[Recorded data]
******

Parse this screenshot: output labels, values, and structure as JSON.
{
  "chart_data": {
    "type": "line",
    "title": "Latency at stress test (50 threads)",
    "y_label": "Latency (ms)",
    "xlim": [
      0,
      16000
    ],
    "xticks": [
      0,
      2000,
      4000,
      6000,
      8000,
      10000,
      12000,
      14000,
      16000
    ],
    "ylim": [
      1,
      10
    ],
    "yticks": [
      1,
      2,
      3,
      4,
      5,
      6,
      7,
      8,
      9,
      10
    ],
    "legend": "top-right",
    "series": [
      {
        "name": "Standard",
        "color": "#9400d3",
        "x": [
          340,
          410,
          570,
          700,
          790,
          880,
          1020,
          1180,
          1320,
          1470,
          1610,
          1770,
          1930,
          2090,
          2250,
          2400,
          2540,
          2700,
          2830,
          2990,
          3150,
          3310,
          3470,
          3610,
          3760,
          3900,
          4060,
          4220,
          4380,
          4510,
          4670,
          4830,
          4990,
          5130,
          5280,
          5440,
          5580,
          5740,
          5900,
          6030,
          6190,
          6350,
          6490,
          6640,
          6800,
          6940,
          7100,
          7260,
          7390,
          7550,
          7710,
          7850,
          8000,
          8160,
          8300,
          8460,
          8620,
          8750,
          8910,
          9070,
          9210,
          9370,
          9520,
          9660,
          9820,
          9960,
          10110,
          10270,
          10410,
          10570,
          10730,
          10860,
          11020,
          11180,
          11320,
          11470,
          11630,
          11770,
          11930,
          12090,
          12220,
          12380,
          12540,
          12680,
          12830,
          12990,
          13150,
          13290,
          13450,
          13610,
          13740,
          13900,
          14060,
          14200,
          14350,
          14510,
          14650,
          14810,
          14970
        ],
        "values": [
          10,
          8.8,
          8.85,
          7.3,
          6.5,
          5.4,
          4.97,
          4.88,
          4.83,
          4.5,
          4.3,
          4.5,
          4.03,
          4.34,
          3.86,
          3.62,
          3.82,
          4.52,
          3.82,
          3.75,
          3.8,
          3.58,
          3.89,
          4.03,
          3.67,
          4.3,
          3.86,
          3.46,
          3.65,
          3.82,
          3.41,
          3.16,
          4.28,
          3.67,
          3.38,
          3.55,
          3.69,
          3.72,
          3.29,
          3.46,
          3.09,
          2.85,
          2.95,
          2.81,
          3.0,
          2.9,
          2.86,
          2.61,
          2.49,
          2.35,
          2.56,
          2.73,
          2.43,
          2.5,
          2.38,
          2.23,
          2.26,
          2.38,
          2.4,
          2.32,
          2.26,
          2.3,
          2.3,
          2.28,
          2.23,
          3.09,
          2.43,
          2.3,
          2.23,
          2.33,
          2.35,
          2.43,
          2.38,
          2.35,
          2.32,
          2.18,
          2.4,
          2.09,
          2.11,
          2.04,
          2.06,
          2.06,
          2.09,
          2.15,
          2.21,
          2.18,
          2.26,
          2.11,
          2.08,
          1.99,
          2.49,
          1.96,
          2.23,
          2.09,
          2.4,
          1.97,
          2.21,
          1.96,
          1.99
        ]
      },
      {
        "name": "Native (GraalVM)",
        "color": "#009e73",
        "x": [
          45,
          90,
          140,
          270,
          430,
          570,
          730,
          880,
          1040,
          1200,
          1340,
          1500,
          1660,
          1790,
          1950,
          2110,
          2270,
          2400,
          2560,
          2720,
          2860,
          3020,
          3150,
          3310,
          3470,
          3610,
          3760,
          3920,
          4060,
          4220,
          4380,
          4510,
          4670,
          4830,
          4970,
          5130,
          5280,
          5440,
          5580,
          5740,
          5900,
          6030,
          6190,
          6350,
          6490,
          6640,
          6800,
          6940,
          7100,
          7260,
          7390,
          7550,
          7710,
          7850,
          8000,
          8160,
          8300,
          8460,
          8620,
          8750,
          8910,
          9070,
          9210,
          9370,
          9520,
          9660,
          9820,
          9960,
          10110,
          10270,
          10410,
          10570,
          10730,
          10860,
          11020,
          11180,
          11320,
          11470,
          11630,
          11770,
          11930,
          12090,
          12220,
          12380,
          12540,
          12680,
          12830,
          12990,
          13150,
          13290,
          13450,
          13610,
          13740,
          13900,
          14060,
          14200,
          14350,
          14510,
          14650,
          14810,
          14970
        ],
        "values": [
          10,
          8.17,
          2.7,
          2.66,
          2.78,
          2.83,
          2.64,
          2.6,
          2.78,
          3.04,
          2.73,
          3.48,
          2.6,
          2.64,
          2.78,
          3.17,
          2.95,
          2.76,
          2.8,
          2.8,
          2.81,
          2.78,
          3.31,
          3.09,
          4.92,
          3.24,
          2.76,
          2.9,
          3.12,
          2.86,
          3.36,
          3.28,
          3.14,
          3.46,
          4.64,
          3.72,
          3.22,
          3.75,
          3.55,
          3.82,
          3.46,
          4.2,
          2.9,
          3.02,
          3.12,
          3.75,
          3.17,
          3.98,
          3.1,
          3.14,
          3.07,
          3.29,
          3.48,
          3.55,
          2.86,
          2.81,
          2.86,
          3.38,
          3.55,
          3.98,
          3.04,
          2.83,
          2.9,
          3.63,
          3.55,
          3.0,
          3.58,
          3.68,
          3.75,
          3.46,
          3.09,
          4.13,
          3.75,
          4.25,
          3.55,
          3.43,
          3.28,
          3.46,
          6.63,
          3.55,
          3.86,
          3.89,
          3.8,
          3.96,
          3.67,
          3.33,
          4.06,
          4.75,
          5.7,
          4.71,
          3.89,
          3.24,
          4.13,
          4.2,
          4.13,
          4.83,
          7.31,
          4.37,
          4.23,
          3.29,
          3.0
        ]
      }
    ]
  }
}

******

From the records above, extract each line exactly as shown.

Solution ▸
Parse this screenshot: output labels, values, and structure as JSON.
{
  "chart_data": {
    "type": "line",
    "title": "Latency at stress test (50 threads)",
    "y_label": "Latency (ms)",
    "xlim": [
      0,
      16000
    ],
    "xticks": [
      0,
      2000,
      4000,
      6000,
      8000,
      10000,
      12000,
      14000,
      16000
    ],
    "ylim": [
      1,
      10
    ],
    "yticks": [
      1,
      2,
      3,
      4,
      5,
      6,
      7,
      8,
      9,
      10
    ],
    "legend": "top-right",
    "series": [
      {
        "name": "Standard",
        "color": "#9400d3",
        "x": [
          340,
          410,
          570,
          700,
          790,
          880,
          1020,
          1180,
          1320,
          1470,
          1610,
          1770,
          1930,
          2090,
          2250,
          2400,
          2540,
          2700,
          2830,
          2990,
          3150,
          3310,
          3470,
          3610,
          3760,
          3900,
          4060,
          4220,
          4380,
          4510,
          4670,
          4830,
          4990,
          5130,
          5280,
          5440,
          5580,
          5740,
          5900,
          6030,
          6190,
          6350,
          6490,
          6640,
          6800,
          6940,
          7100,
          7260,
          7390,
          7550,
          7710,
          7850,
          8000,
          8160,
          8300,
          8460,
          8620,
          8750,
          8910,
          9070,
          9210,
          9370,
          9520,
          9660,
          9820,
          9960,
          10110,
          10270,
          10410,
          10570,
          10730,
          10860,
          11020,
          11180,
          11320,
          11470,
          11630,
          11770,
          11930,
          12090,
          12220,
          12380,
          12540,
          12680,
          12830,
          12990,
          13150,
          13290,
          13450,
          13610,
          13740,
          13900,
          14060,
          14200,
          14350,
          14510,
          14650,
          14810,
          14970
        ],
        "values": [
          10,
          8.8,
          8.85,
          7.3,
          6.5,
          5.4,
          4.97,
          4.88,
          4.83,
          4.5,
          4.3,
          4.5,
          4.03,
          4.34,
          3.86,
          3.62,
          3.82,
          4.52,
          3.82,
          3.75,
          3.8,
          3.58,
          3.89,
          4.03,
          3.67,
          4.3,
          3.86,
          3.46,
          3.65,
          3.82,
          3.41,
          3.16,
          4.28,
          3.67,
          3.38,
          3.55,
          3.69,
          3.72,
          3.29,
          3.46,
          3.09,
          2.85,
          2.95,
          2.81,
          3.0,
          2.9,
          2.86,
          2.61,
          2.49,
          2.35,
          2.56,
          2.73,
          2.43,
          2.5,
          2.38,
          2.23,
          2.26,
          2.38,
          2.4,
          2.32,
          2.26,
          2.3,
          2.3,
          2.28,
          2.23,
          3.09,
          2.43,
          2.3,
          2.23,
          2.33,
          2.35,
          2.43,
          2.38,
          2.35,
          2.32,
          2.18,
          2.4,
          2.09,
          2.11,
          2.04,
          2.06,
          2.06,
          2.09,
          2.15,
          2.21,
          2.18,
          2.26,
          2.11,
          2.08,
          1.99,
          2.49,
          1.96,
          2.23,
          2.09,
          2.4,
          1.97,
          2.21,
          1.96,
          1.99
        ]
      },
      {
        "name": "Native (GraalVM)",
        "color": "#009e73",
        "x": [
          45,
          90,
          140,
          270,
          430,
          570,
          730,
          880,
          1040,
          1200,
          1340,
          1500,
          1660,
          1790,
          1950,
          2110,
          2270,
          2400,
          2560,
          2720,
          2860,
          3020,
          3150,
          3310,
          3470,
          3610,
          3760,
          3920,
          4060,
          4220,
          4380,
          4510,
          4670,
          4830,
          4970,
          5130,
          5280,
          5440,
          5580,
          5740,
          5900,
          6030,
          6190,
          6350,
          6490,
          6640,
          6800,
          6940,
          7100,
          7260,
          7390,
          7550,
          7710,
          7850,
          8000,
          8160,
          8300,
          8460,
          8620,
          8750,
          8910,
          9070,
          9210,
          9370,
          9520,
          9660,
          9820,
          9960,
          10110,
          10270,
          10410,
          10570,
          10730,
          10860,
          11020,
          11180,
          11320,
          11470,
          11630,
          11770,
          11930,
          12090,
          12220,
          12380,
          12540,
          12680,
          12830,
          12990,
          13150,
          13290,
          13450,
          13610,
          13740,
          13900,
          14060,
          14200,
          14350,
          14510,
          14650,
          14810,
          14970
        ],
        "values": [
          10,
          8.17,
          2.7,
          2.66,
          2.78,
          2.83,
          2.64,
          2.6,
          2.78,
          3.04,
          2.73,
          3.48,
          2.6,
          2.64,
          2.78,
          3.17,
          2.95,
          2.76,
          2.8,
          2.8,
          2.81,
          2.78,
          3.31,
          3.09,
          4.92,
          3.24,
          2.76,
          2.9,
          3.12,
          2.86,
          3.36,
          3.28,
          3.14,
          3.46,
          4.64,
          3.72,
          3.22,
          3.75,
          3.55,
          3.82,
          3.46,
          4.2,
          2.9,
          3.02,
          3.12,
          3.75,
          3.17,
          3.98,
          3.1,
          3.14,
          3.07,
          3.29,
          3.48,
          3.55,
          2.86,
          2.81,
          2.86,
          3.38,
          3.55,
          3.98,
          3.04,
          2.83,
          2.9,
          3.63,
          3.55,
          3.0,
          3.58,
          3.68,
          3.75,
          3.46,
          3.09,
          4.13,
          3.75,
          4.25,
          3.55,
          3.43,
          3.28,
          3.46,
          6.63,
          3.55,
          3.86,
          3.89,
          3.8,
          3.96,
          3.67,
          3.33,
          4.06,
          4.75,
          5.7,
          4.71,
          3.89,
          3.24,
          4.13,
          4.2,
          4.13,
          4.83,
          7.31,
          4.37,
          4.23,
          3.29,
          3.0
        ]
      }
    ]
  }
}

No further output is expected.